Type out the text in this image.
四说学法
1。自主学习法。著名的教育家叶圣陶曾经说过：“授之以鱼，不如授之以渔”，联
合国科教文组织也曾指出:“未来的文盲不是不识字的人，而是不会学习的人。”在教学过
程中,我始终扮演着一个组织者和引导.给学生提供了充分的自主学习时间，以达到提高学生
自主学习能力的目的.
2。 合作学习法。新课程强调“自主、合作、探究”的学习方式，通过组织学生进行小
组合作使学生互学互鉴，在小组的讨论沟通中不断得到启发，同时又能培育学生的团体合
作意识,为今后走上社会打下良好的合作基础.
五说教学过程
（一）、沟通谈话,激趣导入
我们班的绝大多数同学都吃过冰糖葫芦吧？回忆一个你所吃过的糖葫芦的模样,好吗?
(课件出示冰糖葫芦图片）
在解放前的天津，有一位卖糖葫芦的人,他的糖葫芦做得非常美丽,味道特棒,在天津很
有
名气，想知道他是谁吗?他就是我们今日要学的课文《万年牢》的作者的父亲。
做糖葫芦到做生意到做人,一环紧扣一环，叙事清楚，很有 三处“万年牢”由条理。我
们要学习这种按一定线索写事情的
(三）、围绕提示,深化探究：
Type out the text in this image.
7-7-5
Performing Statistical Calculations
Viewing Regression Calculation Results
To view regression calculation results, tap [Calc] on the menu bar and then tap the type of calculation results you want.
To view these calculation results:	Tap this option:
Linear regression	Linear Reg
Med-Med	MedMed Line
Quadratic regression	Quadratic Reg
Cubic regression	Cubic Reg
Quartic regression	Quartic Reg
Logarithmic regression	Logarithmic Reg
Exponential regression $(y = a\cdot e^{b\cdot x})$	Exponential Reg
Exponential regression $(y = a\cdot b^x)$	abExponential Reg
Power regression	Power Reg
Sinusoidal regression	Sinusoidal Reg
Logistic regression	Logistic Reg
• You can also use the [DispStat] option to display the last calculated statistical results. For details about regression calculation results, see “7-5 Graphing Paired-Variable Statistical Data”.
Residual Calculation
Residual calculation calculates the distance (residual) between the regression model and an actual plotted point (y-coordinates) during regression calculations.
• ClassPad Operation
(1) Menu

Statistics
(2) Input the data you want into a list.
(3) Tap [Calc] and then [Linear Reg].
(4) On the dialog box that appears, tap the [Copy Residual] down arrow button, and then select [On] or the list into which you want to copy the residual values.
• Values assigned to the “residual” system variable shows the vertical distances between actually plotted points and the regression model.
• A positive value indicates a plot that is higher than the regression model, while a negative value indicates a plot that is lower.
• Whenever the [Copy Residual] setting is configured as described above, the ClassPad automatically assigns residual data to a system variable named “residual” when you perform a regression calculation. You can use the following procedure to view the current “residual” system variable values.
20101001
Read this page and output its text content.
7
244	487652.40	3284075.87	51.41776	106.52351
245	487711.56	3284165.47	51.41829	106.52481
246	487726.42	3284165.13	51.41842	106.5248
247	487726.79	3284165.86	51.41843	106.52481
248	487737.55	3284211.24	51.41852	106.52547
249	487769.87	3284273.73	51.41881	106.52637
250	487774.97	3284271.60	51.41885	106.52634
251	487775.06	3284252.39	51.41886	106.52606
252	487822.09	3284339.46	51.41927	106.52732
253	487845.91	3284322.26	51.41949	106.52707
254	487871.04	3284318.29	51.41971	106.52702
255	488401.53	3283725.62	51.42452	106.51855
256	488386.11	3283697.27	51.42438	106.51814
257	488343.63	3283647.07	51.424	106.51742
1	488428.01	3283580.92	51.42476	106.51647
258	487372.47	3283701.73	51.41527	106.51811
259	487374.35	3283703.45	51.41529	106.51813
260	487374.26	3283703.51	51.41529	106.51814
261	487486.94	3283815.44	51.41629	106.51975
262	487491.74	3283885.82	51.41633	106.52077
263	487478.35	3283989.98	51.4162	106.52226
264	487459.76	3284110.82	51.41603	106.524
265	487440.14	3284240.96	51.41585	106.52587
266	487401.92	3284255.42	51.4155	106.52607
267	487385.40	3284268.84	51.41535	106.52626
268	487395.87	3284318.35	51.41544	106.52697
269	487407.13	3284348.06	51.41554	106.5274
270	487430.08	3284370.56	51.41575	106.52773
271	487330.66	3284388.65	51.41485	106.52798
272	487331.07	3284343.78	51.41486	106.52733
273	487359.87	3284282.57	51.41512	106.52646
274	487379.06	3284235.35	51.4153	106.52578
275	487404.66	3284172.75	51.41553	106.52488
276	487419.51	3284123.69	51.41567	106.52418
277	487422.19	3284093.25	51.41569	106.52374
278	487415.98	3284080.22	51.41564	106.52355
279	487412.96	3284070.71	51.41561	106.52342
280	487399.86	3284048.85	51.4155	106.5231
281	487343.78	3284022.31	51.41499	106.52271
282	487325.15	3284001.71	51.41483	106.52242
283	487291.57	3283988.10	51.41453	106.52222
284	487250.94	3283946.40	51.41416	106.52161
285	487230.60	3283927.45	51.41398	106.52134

# GOAL:
Write the entries again, exactly as they stand.

# EXERCISE OUTPUT:
Type out the text in this image.
四说学法
1。自主学习法。著名的教育家叶圣陶曾经说过：“授之以鱼，不如授之以渔”，联
合国科教文组织也曾指出:“未来的文盲不是不识字的人，而是不会学习的人。”在教学过
程中,我始终扮演着一个组织者和引导.给学生提供了充分的自主学习时间，以达到提高学生
自主学习能力的目的.
2。 合作学习法。新课程强调“自主、合作、探究”的学习方式，通过组织学生进行小
组合作使学生互学互鉴，在小组的讨论沟通中不断得到启发，同时又能培育学生的团体合
作意识,为今后走上社会打下良好的合作基础.
五说教学过程
（一）、沟通谈话,激趣导入
我们班的绝大多数同学都吃过冰糖葫芦吧？回忆一个你所吃过的糖葫芦的模样,好吗?
(课件出示冰糖葫芦图片）
在解放前的天津，有一位卖糖葫芦的人,他的糖葫芦做得非常美丽,味道特棒,在天津很
有
名气，想知道他是谁吗?他就是我们今日要学的课文《万年牢》的作者的父亲。
做糖葫芦到做生意到做人,一环紧扣一环，叙事清楚，很有 三处“万年牢”由条理。我
们要学习这种按一定线索写事情的
(三）、围绕提示,深化探究：
Type out the text in this image.
7-7-5
Performing Statistical Calculations
Viewing Regression Calculation Results
To view regression calculation results, tap [Calc] on the menu bar and then tap the type of calculation results you want.
To view these calculation results:	Tap this option:
Linear regression	Linear Reg
Med-Med	MedMed Line
Quadratic regression	Quadratic Reg
Cubic regression	Cubic Reg
Quartic regression	Quartic Reg
Logarithmic regression	Logarithmic Reg
Exponential regression $(y = a\cdot e^{b\cdot x})$	Exponential Reg
Exponential regression $(y = a\cdot b^x)$	abExponential Reg
Power regression	Power Reg
Sinusoidal regression	Sinusoidal Reg
Logistic regression	Logistic Reg
• You can also use the [DispStat] option to display the last calculated statistical results. For details about regression calculation results, see “7-5 Graphing Paired-Variable Statistical Data”.
Residual Calculation
Residual calculation calculates the distance (residual) between the regression model and an actual plotted point (y-coordinates) during regression calculations.
• ClassPad Operation
(1) Menu

Statistics
(2) Input the data you want into a list.
(3) Tap [Calc] and then [Linear Reg].
(4) On the dialog box that appears, tap the [Copy Residual] down arrow button, and then select [On] or the list into which you want to copy the residual values.
• Values assigned to the “residual” system variable shows the vertical distances between actually plotted points and the regression model.
• A positive value indicates a plot that is higher than the regression model, while a negative value indicates a plot that is lower.
• Whenever the [Copy Residual] setting is configured as described above, the ClassPad automatically assigns residual data to a system variable named “residual” when you perform a regression calculation. You can use the following procedure to view the current “residual” system variable values.
20101001
Read this page and output its text content.
7
244	487652.40	3284075.87	51.41776	106.52351
245	487711.56	3284165.47	51.41829	106.52481
246	487726.42	3284165.13	51.41842	106.5248
247	487726.79	3284165.86	51.41843	106.52481
248	487737.55	3284211.24	51.41852	106.52547
249	487769.87	3284273.73	51.41881	106.52637
250	487774.97	3284271.60	51.41885	106.52634
251	487775.06	3284252.39	51.41886	106.52606
252	487822.09	3284339.46	51.41927	106.52732
253	487845.91	3284322.26	51.41949	106.52707
254	487871.04	3284318.29	51.41971	106.52702
255	488401.53	3283725.62	51.42452	106.51855
256	488386.11	3283697.27	51.42438	106.51814
257	488343.63	3283647.07	51.424	106.51742
1	488428.01	3283580.92	51.42476	106.51647
258	487372.47	3283701.73	51.41527	106.51811
259	487374.35	3283703.45	51.41529	106.51813
260	487374.26	3283703.51	51.41529	106.51814
261	487486.94	3283815.44	51.41629	106.51975
262	487491.74	3283885.82	51.41633	106.52077
263	487478.35	3283989.98	51.4162	106.52226
264	487459.76	3284110.82	51.41603	106.524
265	487440.14	3284240.96	51.41585	106.52587
266	487401.92	3284255.42	51.4155	106.52607
267	487385.40	3284268.84	51.41535	106.52626
268	487395.87	3284318.35	51.41544	106.52697
269	487407.13	3284348.06	51.41554	106.5274
270	487430.08	3284370.56	51.41575	106.52773
271	487330.66	3284388.65	51.41485	106.52798
272	487331.07	3284343.78	51.41486	106.52733
273	487359.87	3284282.57	51.41512	106.52646
274	487379.06	3284235.35	51.4153	106.52578
275	487404.66	3284172.75	51.41553	106.52488
276	487419.51	3284123.69	51.41567	106.52418
277	487422.19	3284093.25	51.41569	106.52374
278	487415.98	3284080.22	51.41564	106.52355
279	487412.96	3284070.71	51.41561	106.52342
280	487399.86	3284048.85	51.4155	106.5231
281	487343.78	3284022.31	51.41499	106.52271
282	487325.15	3284001.71	51.41483	106.52242
283	487291.57	3283988.10	51.41453	106.52222
284	487250.94	3283946.40	51.41416	106.52161
285	487230.60	3283927.45	51.41398	106.52134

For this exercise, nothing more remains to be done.